### What you are asked to do
Write out the entries below once more, exactly.

Figure record extracts:
↓

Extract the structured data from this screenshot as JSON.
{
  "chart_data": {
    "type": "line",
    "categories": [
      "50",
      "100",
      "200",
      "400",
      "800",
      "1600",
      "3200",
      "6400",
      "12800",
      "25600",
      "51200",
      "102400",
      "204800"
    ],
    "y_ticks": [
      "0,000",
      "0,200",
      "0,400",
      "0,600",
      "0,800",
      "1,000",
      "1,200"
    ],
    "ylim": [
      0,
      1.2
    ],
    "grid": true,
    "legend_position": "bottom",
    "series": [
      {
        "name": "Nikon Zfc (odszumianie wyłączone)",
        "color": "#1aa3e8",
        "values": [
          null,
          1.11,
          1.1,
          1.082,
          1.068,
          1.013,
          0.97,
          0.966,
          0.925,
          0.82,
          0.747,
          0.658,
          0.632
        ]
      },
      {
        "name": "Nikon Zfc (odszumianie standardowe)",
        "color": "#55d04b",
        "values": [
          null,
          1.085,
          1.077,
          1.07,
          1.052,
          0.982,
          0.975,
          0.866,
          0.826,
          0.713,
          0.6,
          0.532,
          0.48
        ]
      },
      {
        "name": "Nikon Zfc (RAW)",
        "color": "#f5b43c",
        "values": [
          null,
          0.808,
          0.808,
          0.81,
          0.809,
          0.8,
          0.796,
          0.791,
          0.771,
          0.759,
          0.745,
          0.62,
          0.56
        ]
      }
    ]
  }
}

↑

### Complete output
Extract the structured data from this screenshot as JSON.
{
  "chart_data": {
    "type": "line",
    "categories": [
      "50",
      "100",
      "200",
      "400",
      "800",
      "1600",
      "3200",
      "6400",
      "12800",
      "25600",
      "51200",
      "102400",
      "204800"
    ],
    "y_ticks": [
      "0,000",
      "0,200",
      "0,400",
      "0,600",
      "0,800",
      "1,000",
      "1,200"
    ],
    "ylim": [
      0,
      1.2
    ],
    "grid": true,
    "legend_position": "bottom",
    "series": [
      {
        "name": "Nikon Zfc (odszumianie wyłączone)",
        "color": "#1aa3e8",
        "values": [
          null,
          1.11,
          1.1,
          1.082,
          1.068,
          1.013,
          0.97,
          0.966,
          0.925,
          0.82,
          0.747,
          0.658,
          0.632
        ]
      },
      {
        "name": "Nikon Zfc (odszumianie standardowe)",
        "color": "#55d04b",
        "values": [
          null,
          1.085,
          1.077,
          1.07,
          1.052,
          0.982,
          0.975,
          0.866,
          0.826,
          0.713,
          0.6,
          0.532,
          0.48
        ]
      },
      {
        "name": "Nikon Zfc (RAW)",
        "color": "#f5b43c",
        "values": [
          null,
          0.808,
          0.808,
          0.81,
          0.809,
          0.8,
          0.796,
          0.791,
          0.771,
          0.759,
          0.745,
          0.62,
          0.56
        ]
      }
    ]
  }
}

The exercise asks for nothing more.